## Data

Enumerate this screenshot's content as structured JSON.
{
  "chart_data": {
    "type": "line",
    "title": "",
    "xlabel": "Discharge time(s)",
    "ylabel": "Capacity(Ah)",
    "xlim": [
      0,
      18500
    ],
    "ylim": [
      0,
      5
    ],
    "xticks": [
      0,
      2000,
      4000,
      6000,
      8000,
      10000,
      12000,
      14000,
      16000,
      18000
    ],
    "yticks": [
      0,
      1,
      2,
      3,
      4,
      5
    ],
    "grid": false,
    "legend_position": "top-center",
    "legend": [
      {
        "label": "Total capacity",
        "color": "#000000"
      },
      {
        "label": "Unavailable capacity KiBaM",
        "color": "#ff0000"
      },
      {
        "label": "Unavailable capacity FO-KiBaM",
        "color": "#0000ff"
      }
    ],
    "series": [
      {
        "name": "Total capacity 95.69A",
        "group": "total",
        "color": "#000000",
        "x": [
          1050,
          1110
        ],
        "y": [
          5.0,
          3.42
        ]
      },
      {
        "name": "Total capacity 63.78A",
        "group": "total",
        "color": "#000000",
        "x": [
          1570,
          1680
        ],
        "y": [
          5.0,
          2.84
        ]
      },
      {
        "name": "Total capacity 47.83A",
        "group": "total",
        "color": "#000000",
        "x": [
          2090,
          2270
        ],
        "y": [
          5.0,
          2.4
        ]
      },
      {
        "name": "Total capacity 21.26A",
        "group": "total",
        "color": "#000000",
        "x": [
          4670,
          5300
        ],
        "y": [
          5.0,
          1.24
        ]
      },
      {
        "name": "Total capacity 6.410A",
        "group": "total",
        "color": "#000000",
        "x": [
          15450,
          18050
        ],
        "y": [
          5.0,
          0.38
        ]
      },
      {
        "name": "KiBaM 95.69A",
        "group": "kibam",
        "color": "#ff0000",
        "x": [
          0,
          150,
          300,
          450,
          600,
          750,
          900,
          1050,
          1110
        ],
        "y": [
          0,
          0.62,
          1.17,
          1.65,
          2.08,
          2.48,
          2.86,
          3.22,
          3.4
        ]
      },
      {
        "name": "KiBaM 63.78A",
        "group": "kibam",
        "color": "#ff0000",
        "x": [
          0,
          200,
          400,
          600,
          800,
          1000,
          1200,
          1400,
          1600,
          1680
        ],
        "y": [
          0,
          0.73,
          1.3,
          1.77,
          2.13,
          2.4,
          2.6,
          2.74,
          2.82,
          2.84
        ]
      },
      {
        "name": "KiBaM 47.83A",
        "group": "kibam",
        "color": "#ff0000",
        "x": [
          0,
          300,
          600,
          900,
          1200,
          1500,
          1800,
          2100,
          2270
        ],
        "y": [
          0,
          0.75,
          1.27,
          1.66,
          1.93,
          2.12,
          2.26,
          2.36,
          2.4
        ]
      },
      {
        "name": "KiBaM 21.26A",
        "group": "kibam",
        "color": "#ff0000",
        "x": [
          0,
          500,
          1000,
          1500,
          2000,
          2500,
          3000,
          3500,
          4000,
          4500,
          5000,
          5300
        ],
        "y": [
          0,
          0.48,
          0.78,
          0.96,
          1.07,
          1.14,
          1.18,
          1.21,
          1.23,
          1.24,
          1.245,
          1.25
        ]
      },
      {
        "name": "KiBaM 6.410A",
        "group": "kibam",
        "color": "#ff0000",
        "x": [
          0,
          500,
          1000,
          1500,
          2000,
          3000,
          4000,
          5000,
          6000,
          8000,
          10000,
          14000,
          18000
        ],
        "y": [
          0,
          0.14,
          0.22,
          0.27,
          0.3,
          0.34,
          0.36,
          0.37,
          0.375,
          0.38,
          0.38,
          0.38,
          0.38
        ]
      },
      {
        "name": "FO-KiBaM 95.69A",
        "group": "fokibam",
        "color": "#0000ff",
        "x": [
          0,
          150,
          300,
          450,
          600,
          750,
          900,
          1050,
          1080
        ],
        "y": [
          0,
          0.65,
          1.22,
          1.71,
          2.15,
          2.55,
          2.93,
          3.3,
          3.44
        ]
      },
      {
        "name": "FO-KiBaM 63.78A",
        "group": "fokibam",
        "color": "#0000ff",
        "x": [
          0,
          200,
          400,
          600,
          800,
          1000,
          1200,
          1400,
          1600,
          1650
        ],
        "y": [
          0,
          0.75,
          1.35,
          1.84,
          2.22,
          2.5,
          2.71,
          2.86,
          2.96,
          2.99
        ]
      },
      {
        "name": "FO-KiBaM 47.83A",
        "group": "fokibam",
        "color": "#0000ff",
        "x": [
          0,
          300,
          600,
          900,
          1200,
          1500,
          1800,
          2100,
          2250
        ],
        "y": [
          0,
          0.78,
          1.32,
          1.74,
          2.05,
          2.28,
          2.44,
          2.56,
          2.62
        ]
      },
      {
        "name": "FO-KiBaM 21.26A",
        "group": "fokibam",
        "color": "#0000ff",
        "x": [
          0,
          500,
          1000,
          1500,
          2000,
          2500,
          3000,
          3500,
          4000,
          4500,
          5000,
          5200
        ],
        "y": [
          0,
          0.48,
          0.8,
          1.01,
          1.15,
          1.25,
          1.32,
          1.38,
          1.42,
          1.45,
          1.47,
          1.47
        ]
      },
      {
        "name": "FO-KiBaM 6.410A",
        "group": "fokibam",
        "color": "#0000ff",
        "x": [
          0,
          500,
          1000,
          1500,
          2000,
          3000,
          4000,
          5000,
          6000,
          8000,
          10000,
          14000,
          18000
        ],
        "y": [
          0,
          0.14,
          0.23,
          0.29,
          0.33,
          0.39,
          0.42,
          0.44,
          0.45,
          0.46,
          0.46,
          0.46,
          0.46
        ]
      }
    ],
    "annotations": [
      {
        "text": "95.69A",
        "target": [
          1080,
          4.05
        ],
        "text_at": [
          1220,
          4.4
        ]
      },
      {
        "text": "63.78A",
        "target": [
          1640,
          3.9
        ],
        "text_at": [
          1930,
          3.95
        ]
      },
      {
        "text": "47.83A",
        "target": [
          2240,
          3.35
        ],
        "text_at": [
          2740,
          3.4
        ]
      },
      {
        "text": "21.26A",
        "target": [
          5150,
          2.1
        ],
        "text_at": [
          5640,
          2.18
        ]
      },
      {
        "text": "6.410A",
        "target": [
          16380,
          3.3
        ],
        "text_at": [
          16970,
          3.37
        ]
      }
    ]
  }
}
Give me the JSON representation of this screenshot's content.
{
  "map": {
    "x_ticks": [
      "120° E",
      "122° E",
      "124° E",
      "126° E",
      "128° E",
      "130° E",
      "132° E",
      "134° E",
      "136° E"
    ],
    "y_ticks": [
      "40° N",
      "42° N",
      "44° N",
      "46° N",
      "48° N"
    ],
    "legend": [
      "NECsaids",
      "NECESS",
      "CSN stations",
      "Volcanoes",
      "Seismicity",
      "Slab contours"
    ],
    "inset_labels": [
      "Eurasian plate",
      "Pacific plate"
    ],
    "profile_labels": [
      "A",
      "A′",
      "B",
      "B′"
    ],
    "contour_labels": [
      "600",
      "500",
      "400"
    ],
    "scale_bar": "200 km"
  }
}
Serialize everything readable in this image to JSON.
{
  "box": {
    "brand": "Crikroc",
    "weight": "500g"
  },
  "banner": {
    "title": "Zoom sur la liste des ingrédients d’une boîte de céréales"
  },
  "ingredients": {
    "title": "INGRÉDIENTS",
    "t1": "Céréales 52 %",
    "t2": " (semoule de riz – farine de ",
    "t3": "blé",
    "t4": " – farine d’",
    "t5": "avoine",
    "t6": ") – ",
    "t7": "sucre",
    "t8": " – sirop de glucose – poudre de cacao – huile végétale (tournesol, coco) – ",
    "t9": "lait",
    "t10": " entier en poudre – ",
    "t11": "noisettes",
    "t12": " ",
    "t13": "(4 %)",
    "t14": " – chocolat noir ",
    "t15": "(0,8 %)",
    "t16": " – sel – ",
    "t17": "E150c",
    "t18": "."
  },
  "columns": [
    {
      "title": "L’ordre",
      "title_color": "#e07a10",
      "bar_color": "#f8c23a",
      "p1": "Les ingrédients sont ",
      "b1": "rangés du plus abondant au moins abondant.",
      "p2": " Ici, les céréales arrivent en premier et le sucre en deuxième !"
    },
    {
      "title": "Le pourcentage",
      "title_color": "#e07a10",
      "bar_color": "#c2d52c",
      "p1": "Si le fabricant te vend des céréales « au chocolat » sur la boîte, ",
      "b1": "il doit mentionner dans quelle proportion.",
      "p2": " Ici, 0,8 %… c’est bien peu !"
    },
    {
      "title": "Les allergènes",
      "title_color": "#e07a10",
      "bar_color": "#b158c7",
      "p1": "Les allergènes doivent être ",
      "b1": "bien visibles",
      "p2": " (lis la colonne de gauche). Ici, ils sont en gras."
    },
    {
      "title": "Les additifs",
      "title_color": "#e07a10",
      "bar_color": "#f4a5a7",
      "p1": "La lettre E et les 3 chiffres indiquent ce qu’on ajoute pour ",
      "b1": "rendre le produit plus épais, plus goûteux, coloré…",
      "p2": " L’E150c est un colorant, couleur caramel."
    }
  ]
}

## Work to be completed
Every line of the listing that holds "Unavailable" should be found and copied.

## Exercise result
        "label": "Unavailable capacity KiBaM",
        "label": "Unavailable capacity FO-KiBaM",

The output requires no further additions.